* **PROBLEM REQUIREMENTS**: Copy out all the lines in the records that include the word "axes".

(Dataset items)
^^^^
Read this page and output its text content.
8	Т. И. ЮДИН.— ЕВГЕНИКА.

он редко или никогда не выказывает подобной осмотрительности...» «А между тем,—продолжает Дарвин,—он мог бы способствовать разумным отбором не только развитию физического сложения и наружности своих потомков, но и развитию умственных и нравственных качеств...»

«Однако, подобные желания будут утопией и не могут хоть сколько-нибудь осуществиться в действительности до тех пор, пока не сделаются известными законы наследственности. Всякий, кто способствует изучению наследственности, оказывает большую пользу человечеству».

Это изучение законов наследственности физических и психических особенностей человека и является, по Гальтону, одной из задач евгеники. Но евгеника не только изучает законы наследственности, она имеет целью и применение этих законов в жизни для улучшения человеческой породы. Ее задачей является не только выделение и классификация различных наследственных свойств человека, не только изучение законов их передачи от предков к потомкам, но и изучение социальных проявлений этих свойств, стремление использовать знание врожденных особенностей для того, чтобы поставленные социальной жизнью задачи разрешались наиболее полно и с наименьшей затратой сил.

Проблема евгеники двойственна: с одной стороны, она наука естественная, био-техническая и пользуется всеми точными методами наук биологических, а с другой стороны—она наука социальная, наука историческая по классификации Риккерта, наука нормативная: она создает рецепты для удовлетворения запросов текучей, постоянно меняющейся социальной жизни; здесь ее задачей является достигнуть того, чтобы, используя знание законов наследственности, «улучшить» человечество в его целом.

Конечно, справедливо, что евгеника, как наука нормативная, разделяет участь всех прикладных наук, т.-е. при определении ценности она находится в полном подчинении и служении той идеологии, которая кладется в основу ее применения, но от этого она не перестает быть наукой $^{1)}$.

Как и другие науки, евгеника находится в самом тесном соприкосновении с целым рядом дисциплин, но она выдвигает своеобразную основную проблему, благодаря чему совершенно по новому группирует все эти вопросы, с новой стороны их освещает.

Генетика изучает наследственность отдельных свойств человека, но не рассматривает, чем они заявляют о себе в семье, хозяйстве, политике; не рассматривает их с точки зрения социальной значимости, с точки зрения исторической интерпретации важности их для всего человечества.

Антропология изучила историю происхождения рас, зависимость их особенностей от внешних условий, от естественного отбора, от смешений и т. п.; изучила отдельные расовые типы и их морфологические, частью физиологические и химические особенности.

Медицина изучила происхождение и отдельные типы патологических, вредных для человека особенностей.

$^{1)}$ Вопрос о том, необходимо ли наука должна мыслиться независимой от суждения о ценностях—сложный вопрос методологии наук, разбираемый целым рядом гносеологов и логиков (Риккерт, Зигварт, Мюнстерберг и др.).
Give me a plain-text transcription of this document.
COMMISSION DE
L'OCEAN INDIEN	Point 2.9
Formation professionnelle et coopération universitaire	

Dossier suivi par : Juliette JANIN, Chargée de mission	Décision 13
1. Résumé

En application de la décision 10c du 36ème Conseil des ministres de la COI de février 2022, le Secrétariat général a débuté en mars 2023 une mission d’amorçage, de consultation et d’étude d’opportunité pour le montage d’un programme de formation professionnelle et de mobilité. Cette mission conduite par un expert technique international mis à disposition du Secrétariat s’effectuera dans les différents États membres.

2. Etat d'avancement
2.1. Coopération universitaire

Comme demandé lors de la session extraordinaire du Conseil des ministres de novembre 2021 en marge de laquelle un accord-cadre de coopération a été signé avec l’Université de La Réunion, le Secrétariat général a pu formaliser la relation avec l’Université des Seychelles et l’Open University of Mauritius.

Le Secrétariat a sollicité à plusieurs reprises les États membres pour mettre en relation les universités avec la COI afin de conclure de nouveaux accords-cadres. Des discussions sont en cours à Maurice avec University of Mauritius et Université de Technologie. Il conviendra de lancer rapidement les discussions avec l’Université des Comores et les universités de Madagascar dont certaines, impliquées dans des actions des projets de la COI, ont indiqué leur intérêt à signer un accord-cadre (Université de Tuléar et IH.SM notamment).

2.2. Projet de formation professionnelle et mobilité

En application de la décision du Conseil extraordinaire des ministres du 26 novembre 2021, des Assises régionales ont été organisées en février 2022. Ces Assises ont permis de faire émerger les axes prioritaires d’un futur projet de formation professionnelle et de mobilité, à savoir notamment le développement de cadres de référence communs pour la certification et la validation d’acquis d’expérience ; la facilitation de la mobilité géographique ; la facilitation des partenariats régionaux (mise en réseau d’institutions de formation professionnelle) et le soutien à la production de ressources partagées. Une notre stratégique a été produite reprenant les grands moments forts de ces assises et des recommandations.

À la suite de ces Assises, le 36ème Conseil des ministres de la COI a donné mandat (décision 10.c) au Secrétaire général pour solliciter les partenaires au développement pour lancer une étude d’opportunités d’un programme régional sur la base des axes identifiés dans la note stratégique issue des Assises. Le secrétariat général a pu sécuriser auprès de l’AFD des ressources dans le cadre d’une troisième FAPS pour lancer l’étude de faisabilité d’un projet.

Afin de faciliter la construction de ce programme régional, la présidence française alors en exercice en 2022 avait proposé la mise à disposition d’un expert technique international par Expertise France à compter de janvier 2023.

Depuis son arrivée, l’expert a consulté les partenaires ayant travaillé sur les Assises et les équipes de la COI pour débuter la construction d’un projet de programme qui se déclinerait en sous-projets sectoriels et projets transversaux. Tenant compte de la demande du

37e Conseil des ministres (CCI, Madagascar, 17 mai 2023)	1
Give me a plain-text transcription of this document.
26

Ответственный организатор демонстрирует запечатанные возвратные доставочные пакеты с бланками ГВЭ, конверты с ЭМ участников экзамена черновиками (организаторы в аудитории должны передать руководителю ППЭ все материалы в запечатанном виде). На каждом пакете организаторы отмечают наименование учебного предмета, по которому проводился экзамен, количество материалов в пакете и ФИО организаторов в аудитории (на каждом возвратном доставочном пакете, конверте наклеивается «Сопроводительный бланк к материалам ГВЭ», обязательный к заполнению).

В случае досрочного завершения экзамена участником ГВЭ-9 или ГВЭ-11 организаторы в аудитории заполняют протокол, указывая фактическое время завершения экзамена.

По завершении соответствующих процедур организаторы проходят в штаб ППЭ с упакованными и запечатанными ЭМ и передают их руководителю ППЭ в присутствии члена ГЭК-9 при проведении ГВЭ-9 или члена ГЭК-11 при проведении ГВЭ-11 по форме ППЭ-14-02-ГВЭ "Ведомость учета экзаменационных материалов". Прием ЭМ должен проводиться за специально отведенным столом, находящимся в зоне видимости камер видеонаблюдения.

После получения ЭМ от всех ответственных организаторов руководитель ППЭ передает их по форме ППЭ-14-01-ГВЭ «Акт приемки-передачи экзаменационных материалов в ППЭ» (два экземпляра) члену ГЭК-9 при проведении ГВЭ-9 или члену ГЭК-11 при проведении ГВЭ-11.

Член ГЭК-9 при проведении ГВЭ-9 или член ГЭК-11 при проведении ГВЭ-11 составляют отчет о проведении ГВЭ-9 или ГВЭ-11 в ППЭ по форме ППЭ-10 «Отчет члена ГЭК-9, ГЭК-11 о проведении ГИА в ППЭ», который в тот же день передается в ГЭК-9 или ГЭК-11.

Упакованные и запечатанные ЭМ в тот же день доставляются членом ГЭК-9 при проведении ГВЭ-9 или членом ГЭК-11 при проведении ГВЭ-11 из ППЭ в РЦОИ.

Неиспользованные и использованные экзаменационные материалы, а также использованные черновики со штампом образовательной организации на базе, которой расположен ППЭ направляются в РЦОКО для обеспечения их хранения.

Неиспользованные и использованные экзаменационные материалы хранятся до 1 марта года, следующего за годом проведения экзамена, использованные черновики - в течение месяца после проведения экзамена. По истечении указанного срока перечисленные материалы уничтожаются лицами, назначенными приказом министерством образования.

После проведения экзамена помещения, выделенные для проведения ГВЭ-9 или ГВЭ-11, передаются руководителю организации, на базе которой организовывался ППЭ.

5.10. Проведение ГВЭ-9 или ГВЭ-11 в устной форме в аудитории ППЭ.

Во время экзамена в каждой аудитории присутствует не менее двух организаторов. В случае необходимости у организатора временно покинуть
^^^^
* **WRITTEN RESPONSE**:
En application de la décision du Conseil extraordinaire des ministres du 26 novembre 2021, des Assises régionales ont été organisées en février 2022. Ces Assises ont permis de faire émerger les axes prioritaires d’un futur projet de formation professionnelle et de mobilité, à savoir notamment le développement de cadres de référence communs pour la certification et la validation d’acquis d’expérience ; la facilitation de la mobilité géographique ; la facilitation des partenariats régionaux (mise en réseau d’institutions de formation professionnelle) et le soutien à la production de ressources partagées. Une notre stratégique a été produite reprenant les grands moments forts de ces assises et des recommandations.
À la suite de ces Assises, le 36ème Conseil des ministres de la COI a donné mandat (décision 10.c) au Secrétaire général pour solliciter les partenaires au développement pour lancer une étude d’opportunités d’un programme régional sur la base des axes identifiés dans la note stratégique issue des Assises. Le secrétariat général a pu sécuriser auprès de l’AFD des ressources dans le cadre d’une troisième FAPS pour lancer l’étude de faisabilité d’un projet.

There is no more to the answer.